* GOAL:
Output every entry exactly, from the first line to the last.

### SOURCE DATA ###

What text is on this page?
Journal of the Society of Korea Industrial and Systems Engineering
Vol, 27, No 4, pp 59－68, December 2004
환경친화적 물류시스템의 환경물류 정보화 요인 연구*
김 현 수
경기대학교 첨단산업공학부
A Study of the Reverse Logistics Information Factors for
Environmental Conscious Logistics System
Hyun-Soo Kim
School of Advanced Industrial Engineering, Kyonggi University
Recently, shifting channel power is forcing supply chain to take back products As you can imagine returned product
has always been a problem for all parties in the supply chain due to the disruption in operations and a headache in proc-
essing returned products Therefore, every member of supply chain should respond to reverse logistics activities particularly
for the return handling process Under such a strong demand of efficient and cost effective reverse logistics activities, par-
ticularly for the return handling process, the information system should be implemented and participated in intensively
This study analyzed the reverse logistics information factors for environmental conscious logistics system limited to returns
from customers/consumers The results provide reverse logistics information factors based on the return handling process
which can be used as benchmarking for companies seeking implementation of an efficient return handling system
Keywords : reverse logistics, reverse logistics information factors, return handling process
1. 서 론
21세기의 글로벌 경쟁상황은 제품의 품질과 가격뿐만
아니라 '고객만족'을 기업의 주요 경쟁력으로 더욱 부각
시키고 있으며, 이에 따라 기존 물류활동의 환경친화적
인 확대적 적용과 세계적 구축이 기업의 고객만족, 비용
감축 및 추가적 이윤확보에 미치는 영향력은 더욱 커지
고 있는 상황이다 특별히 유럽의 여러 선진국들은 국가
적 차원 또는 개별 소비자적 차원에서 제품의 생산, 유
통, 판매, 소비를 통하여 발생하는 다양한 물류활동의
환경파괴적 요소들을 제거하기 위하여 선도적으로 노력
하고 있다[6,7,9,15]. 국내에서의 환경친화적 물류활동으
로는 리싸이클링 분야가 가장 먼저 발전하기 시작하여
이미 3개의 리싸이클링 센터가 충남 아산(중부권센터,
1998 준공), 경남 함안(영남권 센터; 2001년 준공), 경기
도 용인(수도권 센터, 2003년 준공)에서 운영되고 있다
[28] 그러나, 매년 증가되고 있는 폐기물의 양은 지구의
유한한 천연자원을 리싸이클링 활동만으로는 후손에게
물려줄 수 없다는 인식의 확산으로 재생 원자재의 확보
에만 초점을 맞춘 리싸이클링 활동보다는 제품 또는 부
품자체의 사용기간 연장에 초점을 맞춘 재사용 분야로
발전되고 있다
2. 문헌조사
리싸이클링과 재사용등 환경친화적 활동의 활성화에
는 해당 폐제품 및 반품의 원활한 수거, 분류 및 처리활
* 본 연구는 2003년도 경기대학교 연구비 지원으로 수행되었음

###

* ANSWER FOR THIS EXERCISE:
What text is on this page?
Journal of the Society of Korea Industrial and Systems Engineering
Vol, 27, No 4, pp 59－68, December 2004
환경친화적 물류시스템의 환경물류 정보화 요인 연구*
김 현 수
경기대학교 첨단산업공학부
A Study of the Reverse Logistics Information Factors for
Environmental Conscious Logistics System
Hyun-Soo Kim
School of Advanced Industrial Engineering, Kyonggi University
Recently, shifting channel power is forcing supply chain to take back products As you can imagine returned product
has always been a problem for all parties in the supply chain due to the disruption in operations and a headache in proc-
essing returned products Therefore, every member of supply chain should respond to reverse logistics activities particularly
for the return handling process Under such a strong demand of efficient and cost effective reverse logistics activities, par-
ticularly for the return handling process, the information system should be implemented and participated in intensively
This study analyzed the reverse logistics information factors for environmental conscious logistics system limited to returns
from customers/consumers The results provide reverse logistics information factors based on the return handling process
which can be used as benchmarking for companies seeking implementation of an efficient return handling system
Keywords : reverse logistics, reverse logistics information factors, return handling process
1. 서 론
21세기의 글로벌 경쟁상황은 제품의 품질과 가격뿐만
아니라 '고객만족'을 기업의 주요 경쟁력으로 더욱 부각
시키고 있으며, 이에 따라 기존 물류활동의 환경친화적
인 확대적 적용과 세계적 구축이 기업의 고객만족, 비용
감축 및 추가적 이윤확보에 미치는 영향력은 더욱 커지
고 있는 상황이다 특별히 유럽의 여러 선진국들은 국가
적 차원 또는 개별 소비자적 차원에서 제품의 생산, 유
통, 판매, 소비를 통하여 발생하는 다양한 물류활동의
환경파괴적 요소들을 제거하기 위하여 선도적으로 노력
하고 있다[6,7,9,15]. 국내에서의 환경친화적 물류활동으
로는 리싸이클링 분야가 가장 먼저 발전하기 시작하여
이미 3개의 리싸이클링 센터가 충남 아산(중부권센터,
1998 준공), 경남 함안(영남권 센터; 2001년 준공), 경기
도 용인(수도권 센터, 2003년 준공)에서 운영되고 있다
[28] 그러나, 매년 증가되고 있는 폐기물의 양은 지구의
유한한 천연자원을 리싸이클링 활동만으로는 후손에게
물려줄 수 없다는 인식의 확산으로 재생 원자재의 확보
에만 초점을 맞춘 리싸이클링 활동보다는 제품 또는 부
품자체의 사용기간 연장에 초점을 맞춘 재사용 분야로
발전되고 있다
2. 문헌조사
리싸이클링과 재사용등 환경친화적 활동의 활성화에
는 해당 폐제품 및 반품의 원활한 수거, 분류 및 처리활
* 본 연구는 2003년도 경기대학교 연구비 지원으로 수행되었음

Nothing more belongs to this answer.